(WORK INSTRUCTIONS): Extract the complete listing and output it unchanged.

-- begin MATERIAL --

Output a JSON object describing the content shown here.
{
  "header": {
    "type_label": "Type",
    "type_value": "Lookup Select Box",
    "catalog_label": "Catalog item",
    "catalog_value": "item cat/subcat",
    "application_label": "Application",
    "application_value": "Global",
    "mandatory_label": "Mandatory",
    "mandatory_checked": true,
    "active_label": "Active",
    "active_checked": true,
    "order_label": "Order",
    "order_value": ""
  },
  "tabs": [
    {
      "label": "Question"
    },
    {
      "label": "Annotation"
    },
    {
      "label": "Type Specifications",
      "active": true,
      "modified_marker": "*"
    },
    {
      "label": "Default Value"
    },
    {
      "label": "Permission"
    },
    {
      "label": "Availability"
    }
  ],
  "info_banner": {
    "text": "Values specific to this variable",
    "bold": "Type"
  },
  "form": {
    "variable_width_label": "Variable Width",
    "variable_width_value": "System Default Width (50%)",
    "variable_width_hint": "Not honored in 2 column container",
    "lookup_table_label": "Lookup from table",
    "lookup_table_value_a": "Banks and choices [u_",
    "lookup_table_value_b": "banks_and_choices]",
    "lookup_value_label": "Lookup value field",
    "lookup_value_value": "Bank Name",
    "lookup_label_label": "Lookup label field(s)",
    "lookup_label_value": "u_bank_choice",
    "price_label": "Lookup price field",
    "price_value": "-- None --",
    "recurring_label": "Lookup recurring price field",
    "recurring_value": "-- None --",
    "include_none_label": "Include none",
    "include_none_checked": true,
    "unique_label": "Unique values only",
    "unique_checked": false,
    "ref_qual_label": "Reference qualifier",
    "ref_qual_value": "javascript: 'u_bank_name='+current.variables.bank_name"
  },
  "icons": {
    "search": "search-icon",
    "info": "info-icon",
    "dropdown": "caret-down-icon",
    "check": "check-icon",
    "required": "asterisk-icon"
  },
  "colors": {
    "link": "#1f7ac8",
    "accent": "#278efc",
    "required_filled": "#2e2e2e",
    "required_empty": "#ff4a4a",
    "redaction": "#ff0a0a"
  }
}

-- end MATERIAL --

(FINAL RESULT):
Output a JSON object describing the content shown here.
{
  "header": {
    "type_label": "Type",
    "type_value": "Lookup Select Box",
    "catalog_label": "Catalog item",
    "catalog_value": "item cat/subcat",
    "application_label": "Application",
    "application_value": "Global",
    "mandatory_label": "Mandatory",
    "mandatory_checked": true,
    "active_label": "Active",
    "active_checked": true,
    "order_label": "Order",
    "order_value": ""
  },
  "tabs": [
    {
      "label": "Question"
    },
    {
      "label": "Annotation"
    },
    {
      "label": "Type Specifications",
      "active": true,
      "modified_marker": "*"
    },
    {
      "label": "Default Value"
    },
    {
      "label": "Permission"
    },
    {
      "label": "Availability"
    }
  ],
  "info_banner": {
    "text": "Values specific to this variable",
    "bold": "Type"
  },
  "form": {
    "variable_width_label": "Variable Width",
    "variable_width_value": "System Default Width (50%)",
    "variable_width_hint": "Not honored in 2 column container",
    "lookup_table_label": "Lookup from table",
    "lookup_table_value_a": "Banks and choices [u_",
    "lookup_table_value_b": "banks_and_choices]",
    "lookup_value_label": "Lookup value field",
    "lookup_value_value": "Bank Name",
    "lookup_label_label": "Lookup label field(s)",
    "lookup_label_value": "u_bank_choice",
    "price_label": "Lookup price field",
    "price_value": "-- None --",
    "recurring_label": "Lookup recurring price field",
    "recurring_value": "-- None --",
    "include_none_label": "Include none",
    "include_none_checked": true,
    "unique_label": "Unique values only",
    "unique_checked": false,
    "ref_qual_label": "Reference qualifier",
    "ref_qual_value": "javascript: 'u_bank_name='+current.variables.bank_name"
  },
  "icons": {
    "search": "search-icon",
    "info": "info-icon",
    "dropdown": "caret-down-icon",
    "check": "check-icon",
    "required": "asterisk-icon"
  },
  "colors": {
    "link": "#1f7ac8",
    "accent": "#278efc",
    "required_filled": "#2e2e2e",
    "required_empty": "#ff4a4a",
    "redaction": "#ff0a0a"
  }
}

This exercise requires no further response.